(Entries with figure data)
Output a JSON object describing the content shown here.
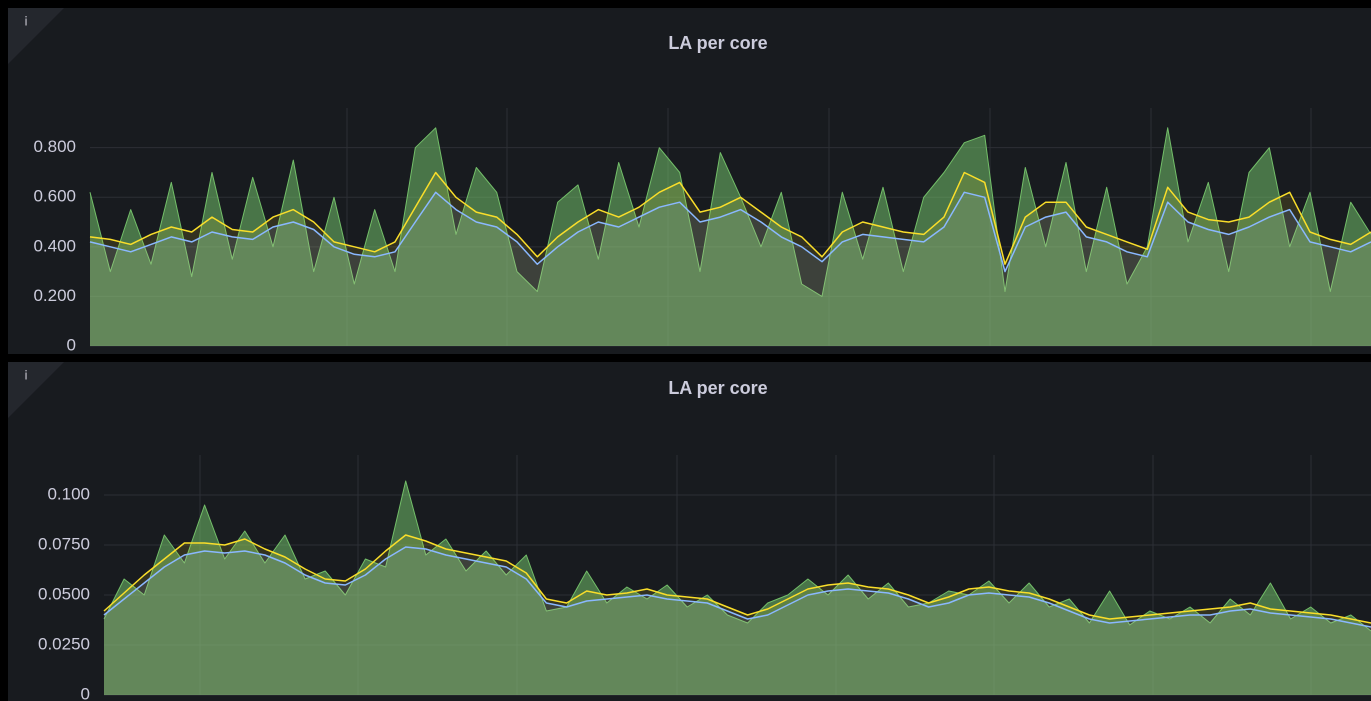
{
  "chart_data": [
    {
      "type": "line",
      "title": "LA per core",
      "info": "i",
      "ylim": [
        0,
        0.96
      ],
      "yticks": [
        0,
        {
          "value": 0.2,
          "label": "0.200"
        },
        {
          "value": 0.4,
          "label": "0.400"
        },
        {
          "value": 0.6,
          "label": "0.600"
        },
        {
          "value": 0.8,
          "label": "0.800"
        }
      ],
      "grid": true,
      "series": [
        {
          "color": "#73bf69",
          "values": [
            0.62,
            0.3,
            0.55,
            0.33,
            0.66,
            0.28,
            0.7,
            0.35,
            0.68,
            0.4,
            0.75,
            0.3,
            0.6,
            0.25,
            0.55,
            0.3,
            0.8,
            0.88,
            0.45,
            0.72,
            0.62,
            0.3,
            0.22,
            0.58,
            0.65,
            0.35,
            0.74,
            0.48,
            0.8,
            0.7,
            0.3,
            0.78,
            0.6,
            0.4,
            0.62,
            0.25,
            0.2,
            0.62,
            0.35,
            0.64,
            0.3,
            0.6,
            0.7,
            0.82,
            0.85,
            0.22,
            0.72,
            0.4,
            0.74,
            0.3,
            0.64,
            0.25,
            0.4,
            0.88,
            0.42,
            0.66,
            0.3,
            0.7,
            0.8,
            0.4,
            0.62,
            0.22,
            0.58,
            0.45
          ]
        },
        {
          "color": "#fade2a",
          "values": [
            0.44,
            0.43,
            0.41,
            0.45,
            0.48,
            0.46,
            0.52,
            0.47,
            0.46,
            0.52,
            0.55,
            0.5,
            0.42,
            0.4,
            0.38,
            0.42,
            0.56,
            0.7,
            0.6,
            0.54,
            0.52,
            0.45,
            0.36,
            0.44,
            0.5,
            0.55,
            0.52,
            0.56,
            0.62,
            0.66,
            0.54,
            0.56,
            0.6,
            0.54,
            0.48,
            0.44,
            0.36,
            0.46,
            0.5,
            0.48,
            0.46,
            0.45,
            0.52,
            0.7,
            0.66,
            0.33,
            0.52,
            0.58,
            0.58,
            0.48,
            0.45,
            0.42,
            0.39,
            0.64,
            0.54,
            0.51,
            0.5,
            0.52,
            0.58,
            0.62,
            0.46,
            0.43,
            0.41,
            0.46
          ]
        },
        {
          "color": "#8ab8ff",
          "values": [
            0.42,
            0.4,
            0.38,
            0.41,
            0.44,
            0.42,
            0.46,
            0.44,
            0.43,
            0.48,
            0.5,
            0.47,
            0.4,
            0.37,
            0.36,
            0.38,
            0.5,
            0.62,
            0.55,
            0.5,
            0.48,
            0.42,
            0.33,
            0.4,
            0.46,
            0.5,
            0.48,
            0.52,
            0.56,
            0.58,
            0.5,
            0.52,
            0.55,
            0.5,
            0.44,
            0.4,
            0.34,
            0.42,
            0.45,
            0.44,
            0.43,
            0.42,
            0.48,
            0.62,
            0.6,
            0.3,
            0.48,
            0.52,
            0.54,
            0.44,
            0.42,
            0.38,
            0.36,
            0.58,
            0.5,
            0.47,
            0.45,
            0.48,
            0.52,
            0.55,
            0.42,
            0.4,
            0.38,
            0.42
          ]
        }
      ]
    },
    {
      "type": "line",
      "title": "LA per core",
      "info": "i",
      "ylim": [
        0,
        0.12
      ],
      "yticks": [
        0,
        {
          "value": 0.025,
          "label": "0.0250"
        },
        {
          "value": 0.05,
          "label": "0.0500"
        },
        {
          "value": 0.075,
          "label": "0.0750"
        },
        {
          "value": 0.1,
          "label": "0.100"
        }
      ],
      "grid": true,
      "series": [
        {
          "color": "#73bf69",
          "values": [
            0.038,
            0.058,
            0.05,
            0.08,
            0.066,
            0.095,
            0.068,
            0.082,
            0.066,
            0.08,
            0.058,
            0.062,
            0.05,
            0.068,
            0.064,
            0.107,
            0.07,
            0.078,
            0.062,
            0.072,
            0.06,
            0.07,
            0.042,
            0.044,
            0.062,
            0.046,
            0.054,
            0.048,
            0.055,
            0.044,
            0.05,
            0.04,
            0.036,
            0.046,
            0.05,
            0.058,
            0.05,
            0.06,
            0.048,
            0.056,
            0.044,
            0.046,
            0.052,
            0.05,
            0.057,
            0.046,
            0.056,
            0.044,
            0.048,
            0.036,
            0.052,
            0.035,
            0.042,
            0.038,
            0.044,
            0.036,
            0.048,
            0.04,
            0.056,
            0.038,
            0.044,
            0.036,
            0.04,
            0.032
          ]
        },
        {
          "color": "#fade2a",
          "values": [
            0.042,
            0.051,
            0.06,
            0.068,
            0.076,
            0.076,
            0.075,
            0.078,
            0.073,
            0.069,
            0.063,
            0.058,
            0.057,
            0.063,
            0.072,
            0.08,
            0.077,
            0.073,
            0.071,
            0.069,
            0.067,
            0.061,
            0.048,
            0.046,
            0.052,
            0.05,
            0.051,
            0.053,
            0.05,
            0.049,
            0.048,
            0.044,
            0.04,
            0.043,
            0.048,
            0.053,
            0.055,
            0.056,
            0.054,
            0.053,
            0.05,
            0.046,
            0.049,
            0.053,
            0.054,
            0.052,
            0.051,
            0.048,
            0.044,
            0.04,
            0.038,
            0.039,
            0.04,
            0.041,
            0.042,
            0.043,
            0.044,
            0.046,
            0.043,
            0.042,
            0.041,
            0.04,
            0.038,
            0.036
          ]
        },
        {
          "color": "#8ab8ff",
          "values": [
            0.04,
            0.048,
            0.056,
            0.064,
            0.07,
            0.072,
            0.071,
            0.072,
            0.07,
            0.066,
            0.06,
            0.056,
            0.055,
            0.06,
            0.068,
            0.074,
            0.073,
            0.07,
            0.068,
            0.066,
            0.064,
            0.058,
            0.046,
            0.044,
            0.047,
            0.048,
            0.049,
            0.05,
            0.048,
            0.047,
            0.046,
            0.042,
            0.038,
            0.04,
            0.045,
            0.05,
            0.052,
            0.053,
            0.052,
            0.051,
            0.048,
            0.044,
            0.046,
            0.05,
            0.051,
            0.05,
            0.049,
            0.046,
            0.042,
            0.038,
            0.036,
            0.037,
            0.038,
            0.039,
            0.04,
            0.04,
            0.042,
            0.043,
            0.041,
            0.04,
            0.039,
            0.038,
            0.036,
            0.034
          ]
        }
      ]
    }
  ]
}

To be done » Would you set down the listing exactly, omitting pictures?

Solution below »
Output a JSON object describing the content shown here.
{
  "chart_data": [
    {
      "type": "line",
      "title": "LA per core",
      "info": "i",
      "ylim": [
        0,
        0.96
      ],
      "yticks": [
        0,
        {
          "value": 0.2,
          "label": "0.200"
        },
        {
          "value": 0.4,
          "label": "0.400"
        },
        {
          "value": 0.6,
          "label": "0.600"
        },
        {
          "value": 0.8,
          "label": "0.800"
        }
      ],
      "grid": true,
      "series": [
        {
          "color": "#73bf69",
          "values": [
            0.62,
            0.3,
            0.55,
            0.33,
            0.66,
            0.28,
            0.7,
            0.35,
            0.68,
            0.4,
            0.75,
            0.3,
            0.6,
            0.25,
            0.55,
            0.3,
            0.8,
            0.88,
            0.45,
            0.72,
            0.62,
            0.3,
            0.22,
            0.58,
            0.65,
            0.35,
            0.74,
            0.48,
            0.8,
            0.7,
            0.3,
            0.78,
            0.6,
            0.4,
            0.62,
            0.25,
            0.2,
            0.62,
            0.35,
            0.64,
            0.3,
            0.6,
            0.7,
            0.82,
            0.85,
            0.22,
            0.72,
            0.4,
            0.74,
            0.3,
            0.64,
            0.25,
            0.4,
            0.88,
            0.42,
            0.66,
            0.3,
            0.7,
            0.8,
            0.4,
            0.62,
            0.22,
            0.58,
            0.45
          ]
        },
        {
          "color": "#fade2a",
          "values": [
            0.44,
            0.43,
            0.41,
            0.45,
            0.48,
            0.46,
            0.52,
            0.47,
            0.46,
            0.52,
            0.55,
            0.5,
            0.42,
            0.4,
            0.38,
            0.42,
            0.56,
            0.7,
            0.6,
            0.54,
            0.52,
            0.45,
            0.36,
            0.44,
            0.5,
            0.55,
            0.52,
            0.56,
            0.62,
            0.66,
            0.54,
            0.56,
            0.6,
            0.54,
            0.48,
            0.44,
            0.36,
            0.46,
            0.5,
            0.48,
            0.46,
            0.45,
            0.52,
            0.7,
            0.66,
            0.33,
            0.52,
            0.58,
            0.58,
            0.48,
            0.45,
            0.42,
            0.39,
            0.64,
            0.54,
            0.51,
            0.5,
            0.52,
            0.58,
            0.62,
            0.46,
            0.43,
            0.41,
            0.46
          ]
        },
        {
          "color": "#8ab8ff",
          "values": [
            0.42,
            0.4,
            0.38,
            0.41,
            0.44,
            0.42,
            0.46,
            0.44,
            0.43,
            0.48,
            0.5,
            0.47,
            0.4,
            0.37,
            0.36,
            0.38,
            0.5,
            0.62,
            0.55,
            0.5,
            0.48,
            0.42,
            0.33,
            0.4,
            0.46,
            0.5,
            0.48,
            0.52,
            0.56,
            0.58,
            0.5,
            0.52,
            0.55,
            0.5,
            0.44,
            0.4,
            0.34,
            0.42,
            0.45,
            0.44,
            0.43,
            0.42,
            0.48,
            0.62,
            0.6,
            0.3,
            0.48,
            0.52,
            0.54,
            0.44,
            0.42,
            0.38,
            0.36,
            0.58,
            0.5,
            0.47,
            0.45,
            0.48,
            0.52,
            0.55,
            0.42,
            0.4,
            0.38,
            0.42
          ]
        }
      ]
    },
    {
      "type": "line",
      "title": "LA per core",
      "info": "i",
      "ylim": [
        0,
        0.12
      ],
      "yticks": [
        0,
        {
          "value": 0.025,
          "label": "0.0250"
        },
        {
          "value": 0.05,
          "label": "0.0500"
        },
        {
          "value": 0.075,
          "label": "0.0750"
        },
        {
          "value": 0.1,
          "label": "0.100"
        }
      ],
      "grid": true,
      "series": [
        {
          "color": "#73bf69",
          "values": [
            0.038,
            0.058,
            0.05,
            0.08,
            0.066,
            0.095,
            0.068,
            0.082,
            0.066,
            0.08,
            0.058,
            0.062,
            0.05,
            0.068,
            0.064,
            0.107,
            0.07,
            0.078,
            0.062,
            0.072,
            0.06,
            0.07,
            0.042,
            0.044,
            0.062,
            0.046,
            0.054,
            0.048,
            0.055,
            0.044,
            0.05,
            0.04,
            0.036,
            0.046,
            0.05,
            0.058,
            0.05,
            0.06,
            0.048,
            0.056,
            0.044,
            0.046,
            0.052,
            0.05,
            0.057,
            0.046,
            0.056,
            0.044,
            0.048,
            0.036,
            0.052,
            0.035,
            0.042,
            0.038,
            0.044,
            0.036,
            0.048,
            0.04,
            0.056,
            0.038,
            0.044,
            0.036,
            0.04,
            0.032
          ]
        },
        {
          "color": "#fade2a",
          "values": [
            0.042,
            0.051,
            0.06,
            0.068,
            0.076,
            0.076,
            0.075,
            0.078,
            0.073,
            0.069,
            0.063,
            0.058,
            0.057,
            0.063,
            0.072,
            0.08,
            0.077,
            0.073,
            0.071,
            0.069,
            0.067,
            0.061,
            0.048,
            0.046,
            0.052,
            0.05,
            0.051,
            0.053,
            0.05,
            0.049,
            0.048,
            0.044,
            0.04,
            0.043,
            0.048,
            0.053,
            0.055,
            0.056,
            0.054,
            0.053,
            0.05,
            0.046,
            0.049,
            0.053,
            0.054,
            0.052,
            0.051,
            0.048,
            0.044,
            0.04,
            0.038,
            0.039,
            0.04,
            0.041,
            0.042,
            0.043,
            0.044,
            0.046,
            0.043,
            0.042,
            0.041,
            0.04,
            0.038,
            0.036
          ]
        },
        {
          "color": "#8ab8ff",
          "values": [
            0.04,
            0.048,
            0.056,
            0.064,
            0.07,
            0.072,
            0.071,
            0.072,
            0.07,
            0.066,
            0.06,
            0.056,
            0.055,
            0.06,
            0.068,
            0.074,
            0.073,
            0.07,
            0.068,
            0.066,
            0.064,
            0.058,
            0.046,
            0.044,
            0.047,
            0.048,
            0.049,
            0.05,
            0.048,
            0.047,
            0.046,
            0.042,
            0.038,
            0.04,
            0.045,
            0.05,
            0.052,
            0.053,
            0.052,
            0.051,
            0.048,
            0.044,
            0.046,
            0.05,
            0.051,
            0.05,
            0.049,
            0.046,
            0.042,
            0.038,
            0.036,
            0.037,
            0.038,
            0.039,
            0.04,
            0.04,
            0.042,
            0.043,
            0.041,
            0.04,
            0.039,
            0.038,
            0.036,
            0.034
          ]
        }
      ]
    }
  ]
}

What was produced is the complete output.